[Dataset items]
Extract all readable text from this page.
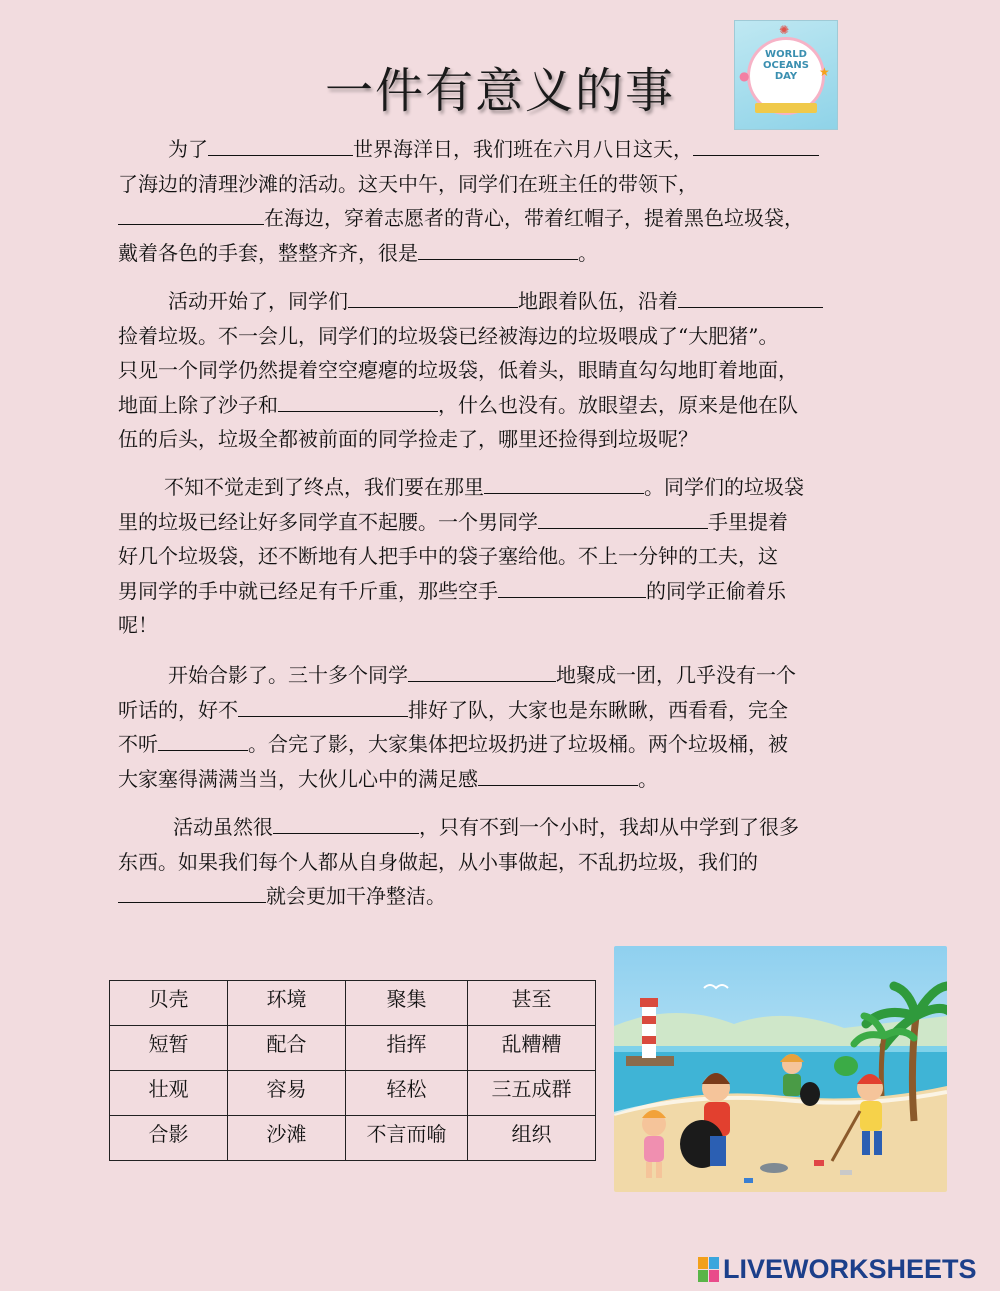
一件有意义的事
✺
WORLD
OCEANS
DAY	★
●
为了	世界海洋日，我们班在六月八日这天，
了海边的清理沙滩的活动。这天中午，同学们在班主任的带领下，
在海边，穿着志愿者的背心，带着红帽子，提着黑色垃圾袋，
戴着各色的手套，整整齐齐，很是	。
活动开始了，同学们	地跟着队伍，沿着
捡着垃圾。不一会儿，同学们的垃圾袋已经被海边的垃圾喂成了“大肥猪”。
只见一个同学仍然提着空空瘪瘪的垃圾袋，低着头，眼睛直勾勾地盯着地面，
地面上除了沙子和	，什么也没有。放眼望去，原来是他在队
伍的后头，垃圾全都被前面的同学捡走了，哪里还捡得到垃圾呢？
不知不觉走到了终点，我们要在那里	。同学们的垃圾袋
里的垃圾已经让好多同学直不起腰。一个男同学	手里提着
好几个垃圾袋，还不断地有人把手中的袋子塞给他。不上一分钟的工夫，这
男同学的手中就已经足有千斤重，那些空手	的同学正偷着乐
呢！
开始合影了。三十多个同学	地聚成一团，几乎没有一个
听话的，好不	排好了队，大家也是东瞅瞅，西看看，完全
不听	。合完了影，大家集体把垃圾扔进了垃圾桶。两个垃圾桶，被
大家塞得满满当当，大伙儿心中的满足感	。
活动虽然很	，只有不到一个小时，我却从中学到了很多
东西。如果我们每个人都从自身做起，从小事做起，不乱扔垃圾，我们的
就会更加干净整洁。
贝壳	环境	聚集	甚至
短暂	配合	指挥	乱糟糟
壮观	容易	轻松	三五成群
合影	沙滩	不言而喻	组织
LIVEWORKSHEETS
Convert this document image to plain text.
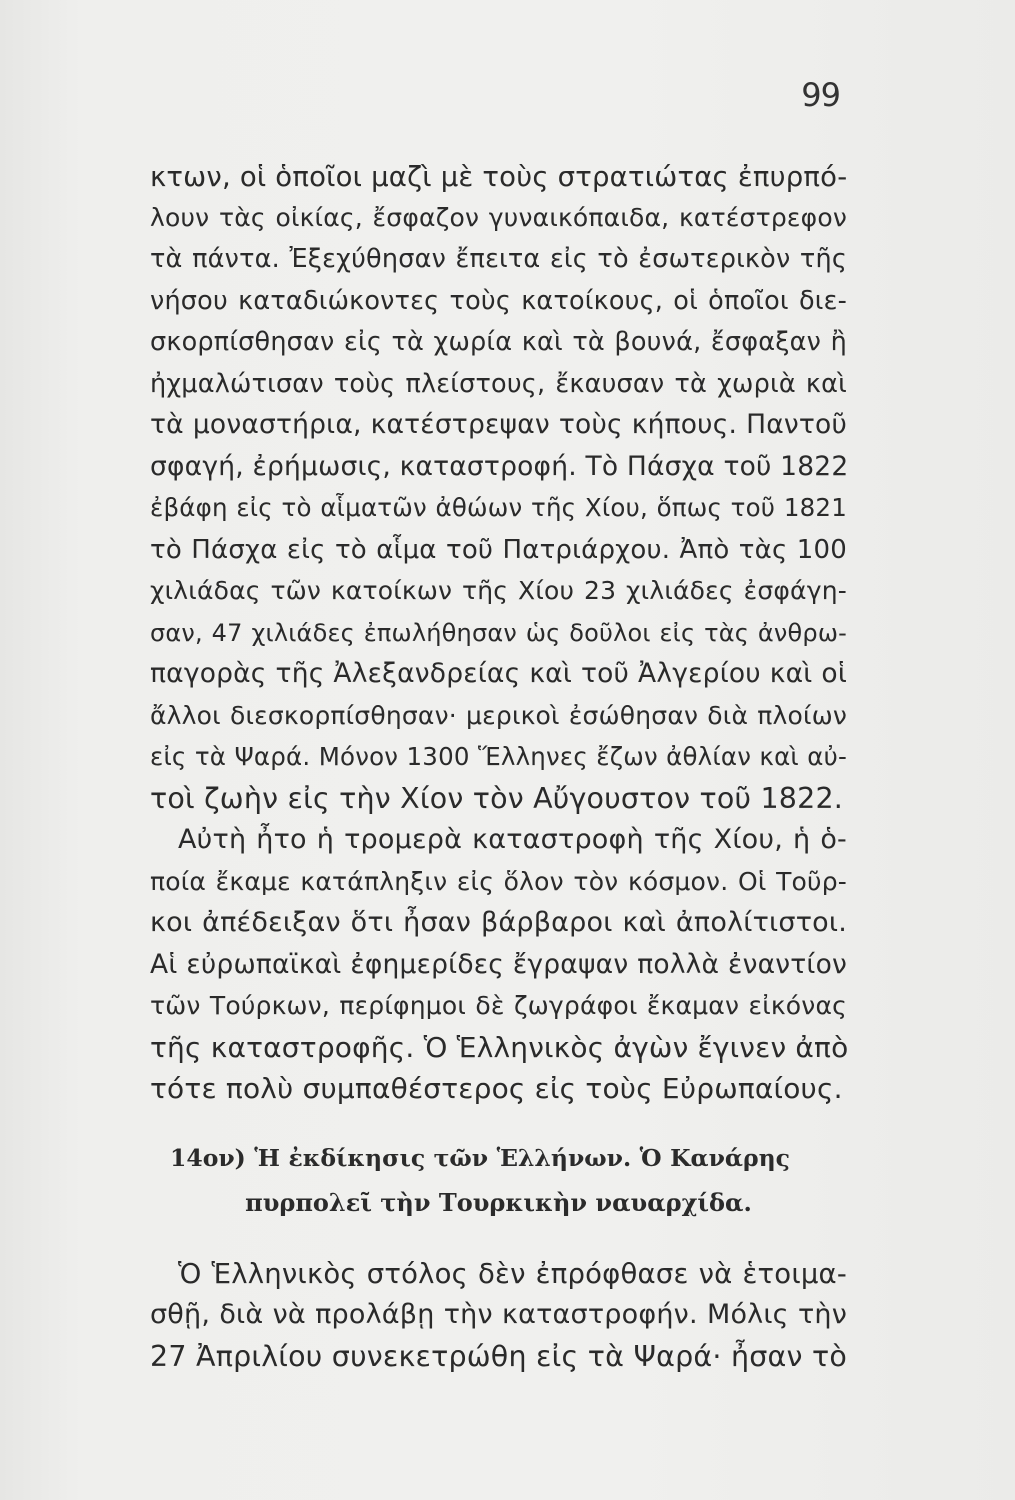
99
κτων, οἱ ὁποῖοι μαζὶ μὲ τοὺς στρατιώτας ἐπυρπό-
λουν τὰς οἰκίας, ἔσφαζον γυναικόπαιδα, κατέστρεφον
τὰ πάντα. Ἐξεχύθησαν ἔπειτα εἰς τὸ ἐσωτερικὸν τῆς
νήσου καταδιώκοντες τοὺς κατοίκους, οἱ ὁποῖοι διε-
σκορπίσθησαν εἰς τὰ χωρία καὶ τὰ βουνά, ἔσφαξαν ἢ
ἠχμαλώτισαν τοὺς πλείστους, ἔκαυσαν τὰ χωριὰ καὶ
τὰ μοναστήρια, κατέστρεψαν τοὺς κήπους. Παντοῦ
σφαγή, ἐρήμωσις, καταστροφή. Τὸ Πάσχα τοῦ 1822
ἐβάφη εἰς τὸ αἷματῶν ἀθώων τῆς Χίου, ὅπως τοῦ 1821
τὸ Πάσχα εἰς τὸ αἷμα τοῦ Πατριάρχου. Ἀπὸ τὰς 100
χιλιάδας τῶν κατοίκων τῆς Χίου 23 χιλιάδες ἐσφάγη-
σαν, 47 χιλιάδες ἐπωλήθησαν ὡς δοῦλοι εἰς τὰς ἀνθρω-
παγορὰς τῆς Ἀλεξανδρείας καὶ τοῦ Ἀλγερίου καὶ οἱ
ἄλλοι διεσκορπίσθησαν· μερικοὶ ἐσώθησαν διὰ πλοίων
εἰς τὰ Ψαρά. Μόνον 1300 Ἕλληνες ἔζων ἀθλίαν καὶ αὐ-
τοὶ ζωὴν εἰς τὴν Χίον τὸν Αὔγουστον τοῦ 1822.
Αὐτὴ ἦτο ἡ τρομερὰ καταστροφὴ τῆς Χίου, ἡ ὁ-
ποία ἔκαμε κατάπληξιν εἰς ὅλον τὸν κόσμον. Οἱ Τοῦρ-
κοι ἀπέδειξαν ὅτι ἦσαν βάρβαροι καὶ ἀπολίτιστοι.
Αἱ εὐρωπαϊκαὶ ἐφημερίδες ἔγραψαν πολλὰ ἐναντίον
τῶν Τούρκων, περίφημοι δὲ ζωγράφοι ἔκαμαν εἰκόνας
τῆς καταστροφῆς. Ὁ Ἑλληνικὸς ἀγὼν ἔγινεν ἀπὸ
τότε πολὺ συμπαθέστερος εἰς τοὺς Εὐρωπαίους.
14ον) Ἡ ἐκδίκησις τῶν Ἑλλήνων. Ὁ Κανάρης
πυρπολεῖ τὴν Τουρκικὴν ναυαρχίδα.
Ὁ Ἑλληνικὸς στόλος δὲν ἐπρόφθασε νὰ ἑτοιμα-
σθῇ, διὰ νὰ προλάβῃ τὴν καταστροφήν. Μόλις τὴν
27 Ἀπριλίου συνεκετρώθη εἰς τὰ Ψαρά· ἦσαν τὸ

** EXERCISE REQUIREMENTS **
Wherever "ὁποῖοι" shows up in a line, copy that line.

** ANSWER FOR THIS EXERCISE **
κτων, οἱ ὁποῖοι μαζὶ μὲ τοὺς στρατιώτας ἐπυρπό-
νήσου καταδιώκοντες τοὺς κατοίκους, οἱ ὁποῖοι διε-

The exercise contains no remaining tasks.